What you will do
Lift every line from the entries that includes the word "name".

Records for the exercise
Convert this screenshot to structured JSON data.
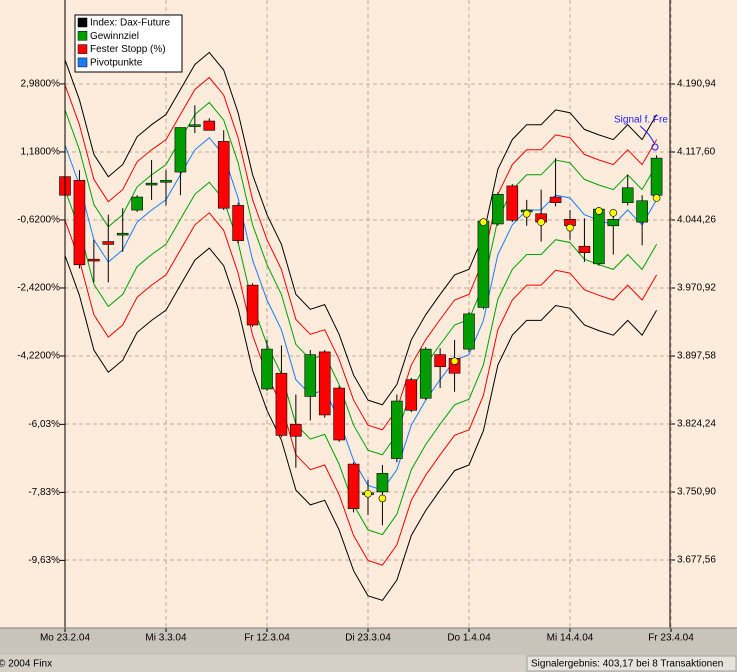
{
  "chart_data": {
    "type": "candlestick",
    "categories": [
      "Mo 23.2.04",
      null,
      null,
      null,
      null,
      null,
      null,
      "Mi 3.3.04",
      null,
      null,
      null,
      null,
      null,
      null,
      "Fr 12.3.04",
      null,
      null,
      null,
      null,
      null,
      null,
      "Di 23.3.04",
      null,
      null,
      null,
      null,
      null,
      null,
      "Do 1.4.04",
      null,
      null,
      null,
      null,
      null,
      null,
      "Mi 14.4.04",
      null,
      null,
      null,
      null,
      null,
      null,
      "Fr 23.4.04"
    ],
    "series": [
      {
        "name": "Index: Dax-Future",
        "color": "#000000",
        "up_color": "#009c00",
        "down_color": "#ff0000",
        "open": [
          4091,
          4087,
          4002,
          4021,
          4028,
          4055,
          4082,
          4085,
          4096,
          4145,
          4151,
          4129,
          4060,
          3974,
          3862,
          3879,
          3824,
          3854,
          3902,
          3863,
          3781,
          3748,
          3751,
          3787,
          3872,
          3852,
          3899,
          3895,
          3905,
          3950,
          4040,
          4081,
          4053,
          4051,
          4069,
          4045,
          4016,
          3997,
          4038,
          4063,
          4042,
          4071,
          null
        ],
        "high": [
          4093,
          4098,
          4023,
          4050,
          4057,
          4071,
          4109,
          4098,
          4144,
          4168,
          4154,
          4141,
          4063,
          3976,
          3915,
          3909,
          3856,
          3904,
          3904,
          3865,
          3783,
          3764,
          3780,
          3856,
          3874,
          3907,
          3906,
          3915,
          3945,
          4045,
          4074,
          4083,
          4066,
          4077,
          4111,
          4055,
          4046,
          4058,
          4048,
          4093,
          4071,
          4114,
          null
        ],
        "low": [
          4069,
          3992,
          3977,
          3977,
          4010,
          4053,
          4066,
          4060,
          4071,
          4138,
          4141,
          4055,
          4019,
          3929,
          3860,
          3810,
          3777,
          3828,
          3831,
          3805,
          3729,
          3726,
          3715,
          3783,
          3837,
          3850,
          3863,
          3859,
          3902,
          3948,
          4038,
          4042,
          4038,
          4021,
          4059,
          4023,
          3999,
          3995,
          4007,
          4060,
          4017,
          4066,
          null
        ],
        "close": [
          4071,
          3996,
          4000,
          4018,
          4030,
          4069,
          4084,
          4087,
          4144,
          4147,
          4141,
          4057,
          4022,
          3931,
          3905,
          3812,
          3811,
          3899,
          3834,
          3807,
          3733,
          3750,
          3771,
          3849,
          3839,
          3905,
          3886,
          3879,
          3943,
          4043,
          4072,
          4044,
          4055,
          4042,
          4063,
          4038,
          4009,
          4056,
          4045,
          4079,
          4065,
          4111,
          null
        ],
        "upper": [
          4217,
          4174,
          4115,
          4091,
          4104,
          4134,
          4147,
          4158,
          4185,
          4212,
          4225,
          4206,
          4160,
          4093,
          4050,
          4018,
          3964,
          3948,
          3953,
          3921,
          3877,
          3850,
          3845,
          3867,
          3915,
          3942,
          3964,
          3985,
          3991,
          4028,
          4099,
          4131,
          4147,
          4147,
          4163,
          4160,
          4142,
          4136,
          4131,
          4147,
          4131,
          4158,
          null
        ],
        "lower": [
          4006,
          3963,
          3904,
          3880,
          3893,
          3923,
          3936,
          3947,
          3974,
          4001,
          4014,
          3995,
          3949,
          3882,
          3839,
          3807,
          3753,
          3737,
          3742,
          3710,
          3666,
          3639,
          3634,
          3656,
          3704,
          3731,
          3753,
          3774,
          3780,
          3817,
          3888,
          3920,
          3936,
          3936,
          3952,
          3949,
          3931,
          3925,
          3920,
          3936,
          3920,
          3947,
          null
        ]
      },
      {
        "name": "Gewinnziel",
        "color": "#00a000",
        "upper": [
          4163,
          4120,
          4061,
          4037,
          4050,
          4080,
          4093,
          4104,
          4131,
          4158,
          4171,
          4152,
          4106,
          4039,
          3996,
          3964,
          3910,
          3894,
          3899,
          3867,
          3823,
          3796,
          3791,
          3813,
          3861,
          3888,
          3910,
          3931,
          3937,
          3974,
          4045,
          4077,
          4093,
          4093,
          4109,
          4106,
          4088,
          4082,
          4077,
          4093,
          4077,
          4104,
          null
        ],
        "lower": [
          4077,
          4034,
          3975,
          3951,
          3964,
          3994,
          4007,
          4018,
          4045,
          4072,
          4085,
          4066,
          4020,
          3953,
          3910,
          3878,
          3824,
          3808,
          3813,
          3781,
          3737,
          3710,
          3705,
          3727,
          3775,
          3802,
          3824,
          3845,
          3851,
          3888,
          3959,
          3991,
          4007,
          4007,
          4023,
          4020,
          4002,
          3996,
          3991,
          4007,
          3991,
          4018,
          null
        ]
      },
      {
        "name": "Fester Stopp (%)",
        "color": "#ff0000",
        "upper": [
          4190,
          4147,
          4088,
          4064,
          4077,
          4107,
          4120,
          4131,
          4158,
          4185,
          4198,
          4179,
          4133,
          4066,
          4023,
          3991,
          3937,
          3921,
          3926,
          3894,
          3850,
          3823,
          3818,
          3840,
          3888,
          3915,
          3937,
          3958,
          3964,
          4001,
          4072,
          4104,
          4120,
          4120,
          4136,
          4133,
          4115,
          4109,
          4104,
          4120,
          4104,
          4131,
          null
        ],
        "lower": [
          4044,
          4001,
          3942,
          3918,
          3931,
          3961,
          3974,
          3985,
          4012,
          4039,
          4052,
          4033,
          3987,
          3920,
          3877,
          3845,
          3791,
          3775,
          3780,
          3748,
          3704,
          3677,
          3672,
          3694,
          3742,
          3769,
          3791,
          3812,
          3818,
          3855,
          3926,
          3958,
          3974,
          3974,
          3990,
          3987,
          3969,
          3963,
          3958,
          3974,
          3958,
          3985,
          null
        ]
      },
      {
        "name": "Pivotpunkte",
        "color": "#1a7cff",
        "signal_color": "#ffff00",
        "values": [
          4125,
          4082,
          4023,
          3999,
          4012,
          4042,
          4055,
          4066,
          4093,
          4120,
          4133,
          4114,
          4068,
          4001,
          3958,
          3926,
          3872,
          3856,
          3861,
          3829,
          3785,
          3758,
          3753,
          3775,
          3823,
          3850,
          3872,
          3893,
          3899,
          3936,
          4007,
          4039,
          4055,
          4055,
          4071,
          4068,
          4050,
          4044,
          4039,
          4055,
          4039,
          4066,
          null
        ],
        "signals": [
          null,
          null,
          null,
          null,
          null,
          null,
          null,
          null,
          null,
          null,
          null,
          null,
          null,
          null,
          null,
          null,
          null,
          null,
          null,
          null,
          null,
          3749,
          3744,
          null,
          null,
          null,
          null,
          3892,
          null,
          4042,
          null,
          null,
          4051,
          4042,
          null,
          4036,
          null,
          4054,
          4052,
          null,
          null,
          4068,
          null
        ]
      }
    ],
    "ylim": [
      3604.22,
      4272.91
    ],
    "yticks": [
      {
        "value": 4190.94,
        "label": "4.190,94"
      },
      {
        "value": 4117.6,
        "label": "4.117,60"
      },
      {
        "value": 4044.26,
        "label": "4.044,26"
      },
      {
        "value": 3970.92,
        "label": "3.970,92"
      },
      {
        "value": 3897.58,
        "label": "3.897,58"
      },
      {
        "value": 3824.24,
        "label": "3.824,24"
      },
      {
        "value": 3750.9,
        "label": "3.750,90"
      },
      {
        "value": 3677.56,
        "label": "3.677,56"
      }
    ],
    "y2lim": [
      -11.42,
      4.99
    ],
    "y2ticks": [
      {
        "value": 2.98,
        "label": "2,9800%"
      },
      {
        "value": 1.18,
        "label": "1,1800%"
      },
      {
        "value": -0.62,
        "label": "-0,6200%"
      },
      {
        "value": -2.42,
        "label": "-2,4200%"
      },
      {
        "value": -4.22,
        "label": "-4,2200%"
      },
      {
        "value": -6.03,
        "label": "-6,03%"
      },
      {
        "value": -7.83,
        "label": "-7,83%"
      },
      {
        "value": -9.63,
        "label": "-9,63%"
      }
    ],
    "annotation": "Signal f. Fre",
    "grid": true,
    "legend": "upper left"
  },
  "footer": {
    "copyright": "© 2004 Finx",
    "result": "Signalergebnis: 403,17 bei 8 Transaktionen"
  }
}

Answer to this exercise
        "name": "Index: Dax-Future",
        "name": "Gewinnziel",
        "name": "Fester Stopp (%)",
        "name": "Pivotpunkte",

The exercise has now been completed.